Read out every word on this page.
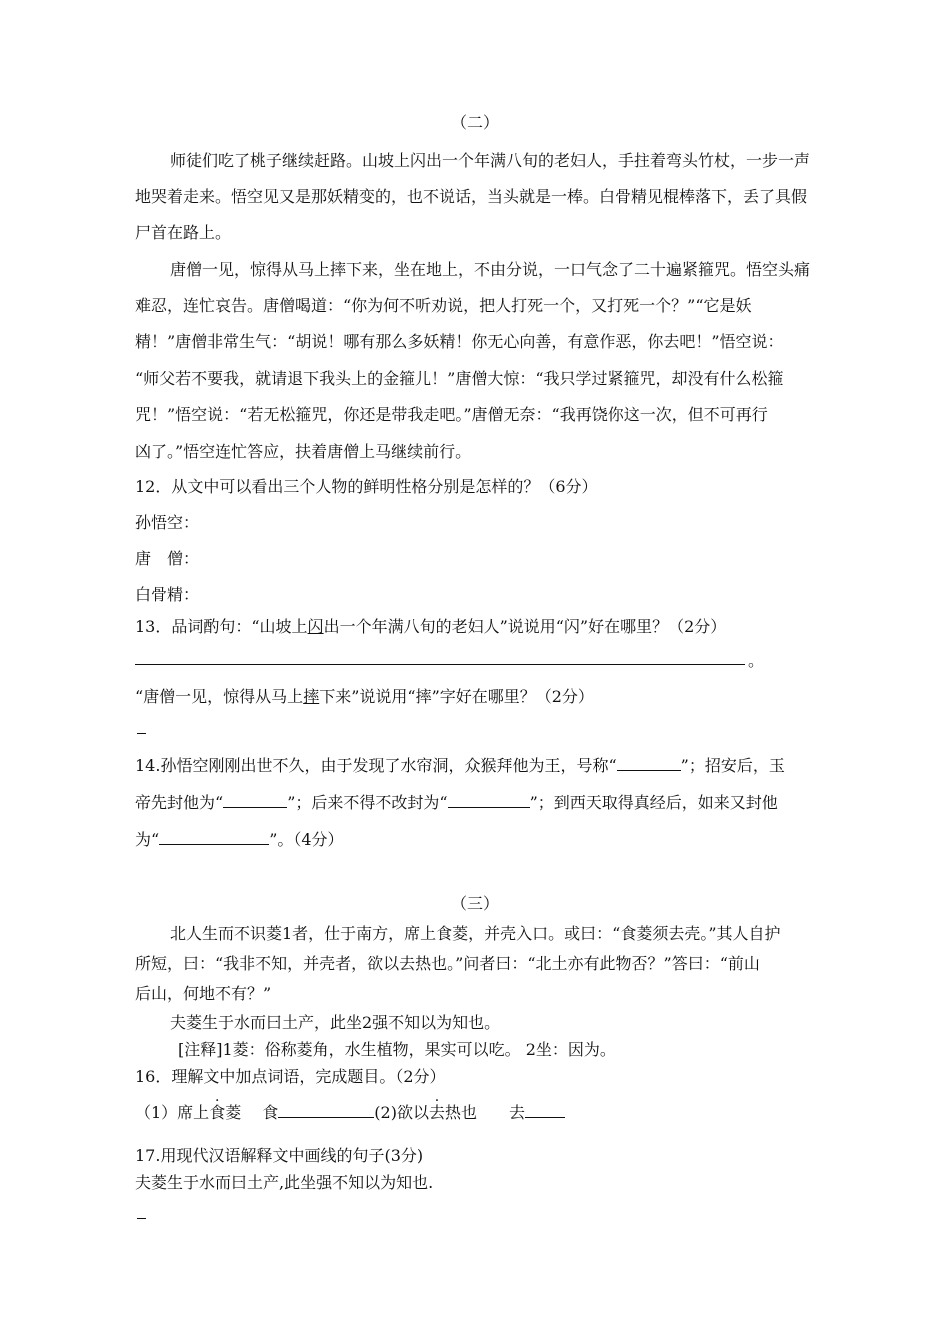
（二）
师徒们吃了桃子继续赶路。山坡上闪出一个年满八旬的老妇人，手拄着弯头竹杖，一步一声
地哭着走来。悟空见又是那妖精变的，也不说话，当头就是一棒。白骨精见棍棒落下，丢了具假
尸首在路上。
唐僧一见，惊得从马上摔下来，坐在地上，不由分说，一口气念了二十遍紧箍咒。悟空头痛
难忍，连忙哀告。唐僧喝道：“你为何不听劝说，把人打死一个，又打死一个？”“它是妖
精！”唐僧非常生气：“胡说！哪有那么多妖精！你无心向善，有意作恶，你去吧！”悟空说：
“师父若不要我，就请退下我头上的金箍儿！”唐僧大惊：“我只学过紧箍咒，却没有什么松箍
咒！”悟空说：“若无松箍咒，你还是带我走吧。”唐僧无奈：“我再饶你这一次，但不可再行
凶了。”悟空连忙答应，扶着唐僧上马继续前行。
12．从文中可以看出三个人物的鲜明性格分别是怎样的？（6分）
孙悟空：
唐　僧：
白骨精：
13．品词酌句：“山坡上闪出一个年满八旬的老妇人”说说用“闪”好在哪里？（2分）
。
“唐僧一见，惊得从马上摔下来”说说用“摔”字好在哪里？（2分）
14.孙悟空刚刚出世不久，由于发现了水帘洞，众猴拜他为王，号称“	”；招安后，玉
帝先封他为“	”；后来不得不改封为“	”；到西天取得真经后，如来又封他
为“	”。（4分）
（三）
北人生而不识菱1者，仕于南方，席上食菱，并壳入口。或曰：“食菱须去壳。”其人自护
所短，曰：“我非不知，并壳者，欲以去热也。”问者曰：“北土亦有此物否？”答曰：“前山
后山，何地不有？”
夫菱生于水而曰土产，此坐2强不知以为知也。
[注释]1菱：俗称菱角，水生植物，果实可以吃。 2坐：因为。
16．理解文中加点词语，完成题目。（2分）
（1）席上食菱　 食	(2)欲以去热也　　去
17.用现代汉语解释文中画线的句子(3分)
夫菱生于水而曰土产,此坐强不知以为知也.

============

Instructions for the task:
Go through the data and count each line that has the word "夫菱生于水而曰土产", then give the total alone.

Output of the task:
2